Give the data below again exactly as written, without its pictures.

▶ [SUPPLIED RECORDS]:
::::::::::
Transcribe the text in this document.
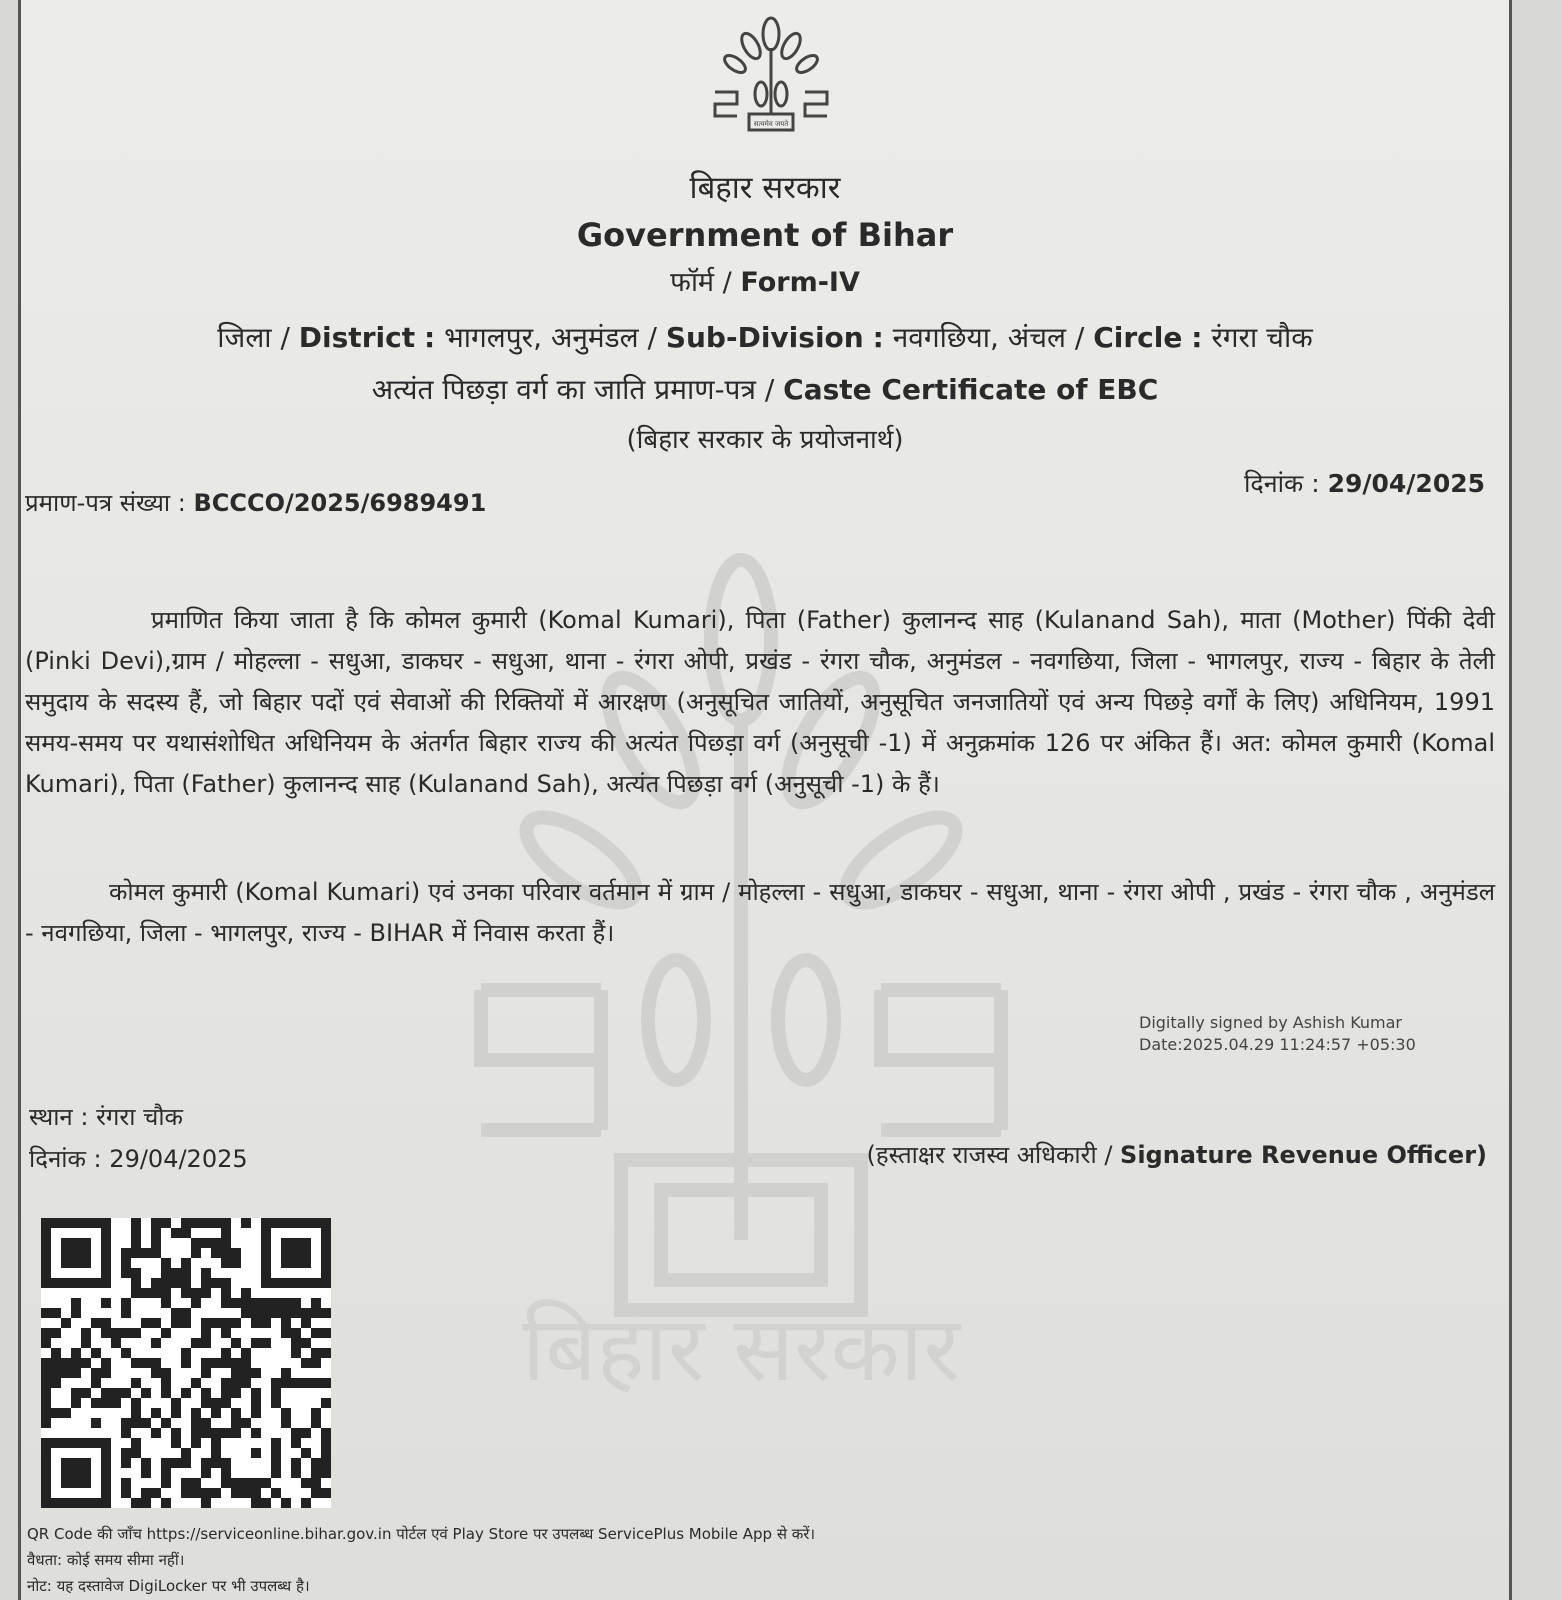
बिहार सरकार
सत्यमेव जयते
बिहार सरकार
Government of Bihar
फॉर्म / Form-IV
जिला / District : भागलपुर, अनुमंडल / Sub-Division : नवगछिया, अंचल / Circle : रंगरा चौक
अत्यंत पिछड़ा वर्ग का जाति प्रमाण-पत्र / Caste Certificate of EBC
(बिहार सरकार के प्रयोजनार्थ)
प्रमाण-पत्र संख्या : BCCCO/2025/6989491
दिनांक : 29/04/2025

प्रमाणित किया जाता है कि कोमल कुमारी (Komal Kumari), पिता (Father) कुलानन्द साह (Kulanand Sah), माता (Mother) पिंकी देवी (Pinki Devi),ग्राम / मोहल्ला - सधुआ, डाकघर - सधुआ, थाना - रंगरा ओपी, प्रखंड - रंगरा चौक, अनुमंडल - नवगछिया, जिला - भागलपुर, राज्य - बिहार के तेली समुदाय के सदस्य हैं, जो बिहार पदों एवं सेवाओं की रिक्तियों में आरक्षण (अनुसूचित जातियों, अनुसूचित जनजातियों एवं अन्य पिछड़े वर्गों के लिए) अधिनियम, 1991 समय-समय पर यथासंशोधित अधिनियम के अंतर्गत बिहार राज्य की अत्यंत पिछड़ा वर्ग (अनुसूची -1) में अनुक्रमांक 126 पर अंकित हैं। अत: कोमल कुमारी (Komal Kumari), पिता (Father) कुलानन्द साह (Kulanand Sah), अत्यंत पिछड़ा वर्ग (अनुसूची -1) के हैं।

कोमल कुमारी (Komal Kumari) एवं उनका परिवार वर्तमान में ग्राम / मोहल्ला - सधुआ, डाकघर - सधुआ, थाना - रंगरा ओपी , प्रखंड - रंगरा चौक , अनुमंडल - नवगछिया, जिला - भागलपुर, राज्य - BIHAR में निवास करता हैं।

Digitally signed by Ashish Kumar
Date:2025.04.29 11:24:57 +05:30
स्थान : रंगरा चौक
दिनांक : 29/04/2025	(हस्ताक्षर राजस्व अधिकारी / Signature Revenue Officer)
QR Code की जाँच https://serviceonline.bihar.gov.in पोर्टल एवं Play Store पर उपलब्ध ServicePlus Mobile App से करें।
वैधता: कोई समय सीमा नहीं।
नोट: यह दस्तावेज DigiLocker पर भी उपलब्ध है।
::::::::::
▶ [ANSWER FOR THE TASK]:
Transcribe the text in this document.
बिहार सरकार
सत्यमेव जयते
बिहार सरकार
Government of Bihar
फॉर्म / Form-IV
जिला / District : भागलपुर, अनुमंडल / Sub-Division : नवगछिया, अंचल / Circle : रंगरा चौक
अत्यंत पिछड़ा वर्ग का जाति प्रमाण-पत्र / Caste Certificate of EBC
(बिहार सरकार के प्रयोजनार्थ)
प्रमाण-पत्र संख्या : BCCCO/2025/6989491
दिनांक : 29/04/2025

प्रमाणित किया जाता है कि कोमल कुमारी (Komal Kumari), पिता (Father) कुलानन्द साह (Kulanand Sah), माता (Mother) पिंकी देवी (Pinki Devi),ग्राम / मोहल्ला - सधुआ, डाकघर - सधुआ, थाना - रंगरा ओपी, प्रखंड - रंगरा चौक, अनुमंडल - नवगछिया, जिला - भागलपुर, राज्य - बिहार के तेली समुदाय के सदस्य हैं, जो बिहार पदों एवं सेवाओं की रिक्तियों में आरक्षण (अनुसूचित जातियों, अनुसूचित जनजातियों एवं अन्य पिछड़े वर्गों के लिए) अधिनियम, 1991 समय-समय पर यथासंशोधित अधिनियम के अंतर्गत बिहार राज्य की अत्यंत पिछड़ा वर्ग (अनुसूची -1) में अनुक्रमांक 126 पर अंकित हैं। अत: कोमल कुमारी (Komal Kumari), पिता (Father) कुलानन्द साह (Kulanand Sah), अत्यंत पिछड़ा वर्ग (अनुसूची -1) के हैं।

कोमल कुमारी (Komal Kumari) एवं उनका परिवार वर्तमान में ग्राम / मोहल्ला - सधुआ, डाकघर - सधुआ, थाना - रंगरा ओपी , प्रखंड - रंगरा चौक , अनुमंडल - नवगछिया, जिला - भागलपुर, राज्य - BIHAR में निवास करता हैं।

Digitally signed by Ashish Kumar
Date:2025.04.29 11:24:57 +05:30
स्थान : रंगरा चौक
दिनांक : 29/04/2025	(हस्ताक्षर राजस्व अधिकारी / Signature Revenue Officer)
QR Code की जाँच https://serviceonline.bihar.gov.in पोर्टल एवं Play Store पर उपलब्ध ServicePlus Mobile App से करें।
वैधता: कोई समय सीमा नहीं।
नोट: यह दस्तावेज DigiLocker पर भी उपलब्ध है।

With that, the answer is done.